Items:
******
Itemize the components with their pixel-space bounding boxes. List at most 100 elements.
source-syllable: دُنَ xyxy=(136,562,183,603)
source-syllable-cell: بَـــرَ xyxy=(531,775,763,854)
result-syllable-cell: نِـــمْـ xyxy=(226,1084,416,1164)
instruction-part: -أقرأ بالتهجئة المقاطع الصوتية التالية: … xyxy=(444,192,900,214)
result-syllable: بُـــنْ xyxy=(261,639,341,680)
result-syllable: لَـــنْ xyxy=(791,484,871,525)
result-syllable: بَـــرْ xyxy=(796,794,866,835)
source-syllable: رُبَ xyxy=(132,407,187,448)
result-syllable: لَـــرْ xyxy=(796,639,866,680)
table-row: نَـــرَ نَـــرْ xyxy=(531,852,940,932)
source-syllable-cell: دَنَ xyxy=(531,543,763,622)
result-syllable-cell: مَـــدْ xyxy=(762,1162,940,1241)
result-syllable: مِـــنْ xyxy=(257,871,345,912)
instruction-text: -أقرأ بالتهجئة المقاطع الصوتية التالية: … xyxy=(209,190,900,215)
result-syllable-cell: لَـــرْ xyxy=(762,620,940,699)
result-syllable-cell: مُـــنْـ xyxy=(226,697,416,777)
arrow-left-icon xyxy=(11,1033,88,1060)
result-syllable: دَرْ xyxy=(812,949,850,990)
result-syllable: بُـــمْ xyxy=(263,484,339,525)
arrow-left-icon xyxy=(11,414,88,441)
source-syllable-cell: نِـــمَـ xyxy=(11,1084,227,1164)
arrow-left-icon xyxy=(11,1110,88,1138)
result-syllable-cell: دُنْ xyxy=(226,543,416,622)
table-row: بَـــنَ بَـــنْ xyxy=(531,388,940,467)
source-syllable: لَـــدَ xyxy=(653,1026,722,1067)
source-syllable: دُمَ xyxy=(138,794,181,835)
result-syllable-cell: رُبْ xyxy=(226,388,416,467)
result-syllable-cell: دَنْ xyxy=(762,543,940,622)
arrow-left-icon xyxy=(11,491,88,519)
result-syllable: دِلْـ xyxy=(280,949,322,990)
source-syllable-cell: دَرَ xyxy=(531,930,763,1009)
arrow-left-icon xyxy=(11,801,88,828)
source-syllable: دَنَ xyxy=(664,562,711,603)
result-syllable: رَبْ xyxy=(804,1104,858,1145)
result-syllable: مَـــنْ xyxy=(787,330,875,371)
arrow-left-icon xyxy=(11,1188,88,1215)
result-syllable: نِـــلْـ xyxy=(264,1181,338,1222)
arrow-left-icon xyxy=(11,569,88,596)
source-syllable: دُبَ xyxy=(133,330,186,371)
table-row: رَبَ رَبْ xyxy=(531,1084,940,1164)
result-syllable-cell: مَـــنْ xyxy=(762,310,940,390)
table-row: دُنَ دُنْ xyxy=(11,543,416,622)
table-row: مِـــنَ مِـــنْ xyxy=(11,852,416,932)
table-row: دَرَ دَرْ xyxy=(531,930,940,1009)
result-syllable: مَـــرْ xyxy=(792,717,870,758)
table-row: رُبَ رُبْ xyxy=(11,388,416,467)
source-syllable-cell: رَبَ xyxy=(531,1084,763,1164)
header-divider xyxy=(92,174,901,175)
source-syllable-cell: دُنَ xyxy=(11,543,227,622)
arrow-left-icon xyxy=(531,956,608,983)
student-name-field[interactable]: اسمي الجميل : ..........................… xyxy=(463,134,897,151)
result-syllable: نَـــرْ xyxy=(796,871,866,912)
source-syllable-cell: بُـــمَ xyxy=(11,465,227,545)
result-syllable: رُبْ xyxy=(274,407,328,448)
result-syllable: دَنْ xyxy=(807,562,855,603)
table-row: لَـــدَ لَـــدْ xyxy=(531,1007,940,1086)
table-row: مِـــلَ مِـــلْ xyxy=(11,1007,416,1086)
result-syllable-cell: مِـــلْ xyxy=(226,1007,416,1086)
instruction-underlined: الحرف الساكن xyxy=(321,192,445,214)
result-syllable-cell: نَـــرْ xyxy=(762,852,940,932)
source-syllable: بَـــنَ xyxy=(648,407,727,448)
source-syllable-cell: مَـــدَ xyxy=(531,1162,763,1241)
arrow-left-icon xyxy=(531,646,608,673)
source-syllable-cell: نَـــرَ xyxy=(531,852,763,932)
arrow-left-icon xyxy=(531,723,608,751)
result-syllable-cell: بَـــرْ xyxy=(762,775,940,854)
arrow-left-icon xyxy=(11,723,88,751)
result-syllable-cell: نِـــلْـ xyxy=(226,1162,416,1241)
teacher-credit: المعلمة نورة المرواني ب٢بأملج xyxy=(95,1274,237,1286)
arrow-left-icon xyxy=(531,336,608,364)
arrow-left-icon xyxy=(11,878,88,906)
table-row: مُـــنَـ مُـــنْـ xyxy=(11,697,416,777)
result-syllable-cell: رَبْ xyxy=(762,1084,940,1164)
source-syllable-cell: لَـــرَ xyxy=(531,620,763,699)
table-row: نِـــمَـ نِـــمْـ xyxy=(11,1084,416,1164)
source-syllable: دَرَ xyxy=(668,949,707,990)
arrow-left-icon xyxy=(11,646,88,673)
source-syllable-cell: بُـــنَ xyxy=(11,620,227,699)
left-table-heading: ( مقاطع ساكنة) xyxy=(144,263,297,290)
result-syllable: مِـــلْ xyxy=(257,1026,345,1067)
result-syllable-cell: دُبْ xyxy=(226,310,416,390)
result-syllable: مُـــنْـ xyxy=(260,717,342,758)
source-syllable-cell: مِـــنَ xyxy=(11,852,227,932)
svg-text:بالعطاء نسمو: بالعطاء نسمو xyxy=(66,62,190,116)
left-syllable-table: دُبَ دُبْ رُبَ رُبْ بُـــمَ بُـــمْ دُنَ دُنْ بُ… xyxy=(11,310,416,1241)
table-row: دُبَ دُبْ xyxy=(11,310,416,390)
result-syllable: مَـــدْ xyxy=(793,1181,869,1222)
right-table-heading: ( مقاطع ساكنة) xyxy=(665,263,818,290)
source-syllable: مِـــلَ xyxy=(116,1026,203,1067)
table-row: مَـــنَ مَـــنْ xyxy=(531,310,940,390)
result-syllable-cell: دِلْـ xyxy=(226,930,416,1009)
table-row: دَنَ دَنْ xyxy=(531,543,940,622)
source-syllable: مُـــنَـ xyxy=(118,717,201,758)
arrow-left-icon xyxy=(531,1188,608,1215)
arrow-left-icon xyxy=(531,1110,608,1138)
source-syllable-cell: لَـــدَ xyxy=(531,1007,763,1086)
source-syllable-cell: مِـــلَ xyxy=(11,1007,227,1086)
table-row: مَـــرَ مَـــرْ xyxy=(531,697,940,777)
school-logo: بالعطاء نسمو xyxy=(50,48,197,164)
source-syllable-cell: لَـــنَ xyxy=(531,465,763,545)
******
Exercise aim:
Copy all of the material above line for line, with no changes.

Answer to the exercise:
Itemize the components with their pixel-space bounding boxes. List at most 100 elements.
source-syllable: دُنَ xyxy=(136,562,183,603)
source-syllable-cell: بَـــرَ xyxy=(531,775,763,854)
result-syllable-cell: نِـــمْـ xyxy=(226,1084,416,1164)
instruction-part: -أقرأ بالتهجئة المقاطع الصوتية التالية: … xyxy=(444,192,900,214)
result-syllable: بُـــنْ xyxy=(261,639,341,680)
result-syllable: لَـــنْ xyxy=(791,484,871,525)
result-syllable: بَـــرْ xyxy=(796,794,866,835)
source-syllable: رُبَ xyxy=(132,407,187,448)
result-syllable: لَـــرْ xyxy=(796,639,866,680)
table-row: نَـــرَ نَـــرْ xyxy=(531,852,940,932)
source-syllable-cell: دَنَ xyxy=(531,543,763,622)
result-syllable-cell: مَـــدْ xyxy=(762,1162,940,1241)
result-syllable: مِـــنْ xyxy=(257,871,345,912)
instruction-text: -أقرأ بالتهجئة المقاطع الصوتية التالية: … xyxy=(209,190,900,215)
result-syllable-cell: لَـــرْ xyxy=(762,620,940,699)
result-syllable-cell: مُـــنْـ xyxy=(226,697,416,777)
arrow-left-icon xyxy=(11,1033,88,1060)
result-syllable: دَرْ xyxy=(812,949,850,990)
result-syllable: بُـــمْ xyxy=(263,484,339,525)
arrow-left-icon xyxy=(11,414,88,441)
source-syllable-cell: نِـــمَـ xyxy=(11,1084,227,1164)
arrow-left-icon xyxy=(11,1110,88,1138)
result-syllable-cell: دُنْ xyxy=(226,543,416,622)
table-row: بَـــنَ بَـــنْ xyxy=(531,388,940,467)
source-syllable: لَـــدَ xyxy=(653,1026,722,1067)
source-syllable: دُمَ xyxy=(138,794,181,835)
result-syllable-cell: رُبْ xyxy=(226,388,416,467)
result-syllable-cell: دَنْ xyxy=(762,543,940,622)
arrow-left-icon xyxy=(11,491,88,519)
result-syllable: دِلْـ xyxy=(280,949,322,990)
source-syllable-cell: دَرَ xyxy=(531,930,763,1009)
arrow-left-icon xyxy=(11,801,88,828)
source-syllable: دَنَ xyxy=(664,562,711,603)
result-syllable: رَبْ xyxy=(804,1104,858,1145)
result-syllable: مَـــنْ xyxy=(787,330,875,371)
arrow-left-icon xyxy=(11,1188,88,1215)
result-syllable: نِـــلْـ xyxy=(264,1181,338,1222)
arrow-left-icon xyxy=(11,569,88,596)
source-syllable: دُبَ xyxy=(133,330,186,371)
table-row: رَبَ رَبْ xyxy=(531,1084,940,1164)
result-syllable-cell: مَـــنْ xyxy=(762,310,940,390)
table-row: دُنَ دُنْ xyxy=(11,543,416,622)
table-row: مِـــنَ مِـــنْ xyxy=(11,852,416,932)
table-row: دَرَ دَرْ xyxy=(531,930,940,1009)
result-syllable: مَـــرْ xyxy=(792,717,870,758)
table-row: رُبَ رُبْ xyxy=(11,388,416,467)
source-syllable-cell: رَبَ xyxy=(531,1084,763,1164)
header-divider xyxy=(92,174,901,175)
source-syllable-cell: دُنَ xyxy=(11,543,227,622)
arrow-left-icon xyxy=(531,956,608,983)
student-name-field[interactable]: اسمي الجميل : ..........................… xyxy=(463,134,897,151)
result-syllable: نَـــرْ xyxy=(796,871,866,912)
source-syllable-cell: بُـــمَ xyxy=(11,465,227,545)
result-syllable: رُبْ xyxy=(274,407,328,448)
result-syllable: دَنْ xyxy=(807,562,855,603)
table-row: لَـــدَ لَـــدْ xyxy=(531,1007,940,1086)
table-row: مِـــلَ مِـــلْ xyxy=(11,1007,416,1086)
result-syllable-cell: مِـــلْ xyxy=(226,1007,416,1086)
instruction-underlined: الحرف الساكن xyxy=(321,192,445,214)
result-syllable-cell: نَـــرْ xyxy=(762,852,940,932)
source-syllable: بَـــنَ xyxy=(648,407,727,448)
source-syllable-cell: مَـــدَ xyxy=(531,1162,763,1241)
arrow-left-icon xyxy=(531,646,608,673)
source-syllable-cell: نَـــرَ xyxy=(531,852,763,932)
arrow-left-icon xyxy=(531,723,608,751)
result-syllable-cell: بَـــرْ xyxy=(762,775,940,854)
arrow-left-icon xyxy=(11,723,88,751)
result-syllable-cell: نِـــلْـ xyxy=(226,1162,416,1241)
teacher-credit: المعلمة نورة المرواني ب٢بأملج xyxy=(95,1274,237,1286)
arrow-left-icon xyxy=(531,336,608,364)
arrow-left-icon xyxy=(11,878,88,906)
table-row: مُـــنَـ مُـــنْـ xyxy=(11,697,416,777)
result-syllable-cell: رَبْ xyxy=(762,1084,940,1164)
source-syllable-cell: لَـــرَ xyxy=(531,620,763,699)
table-row: نِـــمَـ نِـــمْـ xyxy=(11,1084,416,1164)
source-syllable: دَرَ xyxy=(668,949,707,990)
arrow-left-icon xyxy=(11,646,88,673)
source-syllable-cell: بُـــنَ xyxy=(11,620,227,699)
left-table-heading: ( مقاطع ساكنة) xyxy=(144,263,297,290)
result-syllable: مِـــلْ xyxy=(257,1026,345,1067)
result-syllable-cell: دُبْ xyxy=(226,310,416,390)
result-syllable: مُـــنْـ xyxy=(260,717,342,758)
source-syllable-cell: مِـــنَ xyxy=(11,852,227,932)
svg-text:بالعطاء نسمو: بالعطاء نسمو xyxy=(66,62,190,116)
left-syllable-table: دُبَ دُبْ رُبَ رُبْ بُـــمَ بُـــمْ دُنَ دُنْ بُ… xyxy=(11,310,416,1241)
table-row: دُبَ دُبْ xyxy=(11,310,416,390)
result-syllable: مَـــدْ xyxy=(793,1181,869,1222)
right-table-heading: ( مقاطع ساكنة) xyxy=(665,263,818,290)
source-syllable: مِـــلَ xyxy=(116,1026,203,1067)
table-row: مَـــنَ مَـــنْ xyxy=(531,310,940,390)
result-syllable-cell: دِلْـ xyxy=(226,930,416,1009)
table-row: دَنَ دَنْ xyxy=(531,543,940,622)
source-syllable: مُـــنَـ xyxy=(118,717,201,758)
arrow-left-icon xyxy=(531,1188,608,1215)
arrow-left-icon xyxy=(531,1110,608,1138)
source-syllable-cell: لَـــدَ xyxy=(531,1007,763,1086)
source-syllable-cell: مِـــلَ xyxy=(11,1007,227,1086)
table-row: مَـــرَ مَـــرْ xyxy=(531,697,940,777)
school-logo: بالعطاء نسمو xyxy=(50,48,197,164)
source-syllable-cell: لَـــنَ xyxy=(531,465,763,545)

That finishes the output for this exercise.